SUPPLIED INFORMATION:

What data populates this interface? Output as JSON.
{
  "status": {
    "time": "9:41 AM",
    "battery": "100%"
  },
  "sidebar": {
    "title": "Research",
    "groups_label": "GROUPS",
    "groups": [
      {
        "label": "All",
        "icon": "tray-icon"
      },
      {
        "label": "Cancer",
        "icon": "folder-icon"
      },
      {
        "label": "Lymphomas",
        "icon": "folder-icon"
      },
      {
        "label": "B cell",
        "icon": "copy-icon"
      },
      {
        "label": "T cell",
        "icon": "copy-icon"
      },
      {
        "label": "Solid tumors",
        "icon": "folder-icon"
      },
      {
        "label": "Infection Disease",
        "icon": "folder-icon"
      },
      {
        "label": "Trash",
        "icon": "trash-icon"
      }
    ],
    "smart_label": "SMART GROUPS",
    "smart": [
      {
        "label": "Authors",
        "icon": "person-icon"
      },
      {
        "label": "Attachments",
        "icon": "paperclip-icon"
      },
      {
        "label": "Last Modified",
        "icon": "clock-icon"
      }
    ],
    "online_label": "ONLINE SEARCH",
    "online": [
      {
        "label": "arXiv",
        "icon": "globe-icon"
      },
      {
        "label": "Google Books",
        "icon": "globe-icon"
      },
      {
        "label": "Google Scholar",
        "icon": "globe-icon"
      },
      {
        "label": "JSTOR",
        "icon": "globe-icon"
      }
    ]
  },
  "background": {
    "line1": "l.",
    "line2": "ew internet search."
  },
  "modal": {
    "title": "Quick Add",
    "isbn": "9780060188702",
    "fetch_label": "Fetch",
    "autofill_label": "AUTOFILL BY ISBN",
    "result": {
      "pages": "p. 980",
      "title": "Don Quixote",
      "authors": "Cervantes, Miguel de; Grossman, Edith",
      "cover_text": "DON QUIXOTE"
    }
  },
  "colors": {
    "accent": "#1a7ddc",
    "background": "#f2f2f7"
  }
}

WHAT TO WORK ON: Write the records above out again precisely.

TASK OUTPUT:
What data populates this interface? Output as JSON.
{
  "status": {
    "time": "9:41 AM",
    "battery": "100%"
  },
  "sidebar": {
    "title": "Research",
    "groups_label": "GROUPS",
    "groups": [
      {
        "label": "All",
        "icon": "tray-icon"
      },
      {
        "label": "Cancer",
        "icon": "folder-icon"
      },
      {
        "label": "Lymphomas",
        "icon": "folder-icon"
      },
      {
        "label": "B cell",
        "icon": "copy-icon"
      },
      {
        "label": "T cell",
        "icon": "copy-icon"
      },
      {
        "label": "Solid tumors",
        "icon": "folder-icon"
      },
      {
        "label": "Infection Disease",
        "icon": "folder-icon"
      },
      {
        "label": "Trash",
        "icon": "trash-icon"
      }
    ],
    "smart_label": "SMART GROUPS",
    "smart": [
      {
        "label": "Authors",
        "icon": "person-icon"
      },
      {
        "label": "Attachments",
        "icon": "paperclip-icon"
      },
      {
        "label": "Last Modified",
        "icon": "clock-icon"
      }
    ],
    "online_label": "ONLINE SEARCH",
    "online": [
      {
        "label": "arXiv",
        "icon": "globe-icon"
      },
      {
        "label": "Google Books",
        "icon": "globe-icon"
      },
      {
        "label": "Google Scholar",
        "icon": "globe-icon"
      },
      {
        "label": "JSTOR",
        "icon": "globe-icon"
      }
    ]
  },
  "background": {
    "line1": "l.",
    "line2": "ew internet search."
  },
  "modal": {
    "title": "Quick Add",
    "isbn": "9780060188702",
    "fetch_label": "Fetch",
    "autofill_label": "AUTOFILL BY ISBN",
    "result": {
      "pages": "p. 980",
      "title": "Don Quixote",
      "authors": "Cervantes, Miguel de; Grossman, Edith",
      "cover_text": "DON QUIXOTE"
    }
  },
  "colors": {
    "accent": "#1a7ddc",
    "background": "#f2f2f7"
  }
}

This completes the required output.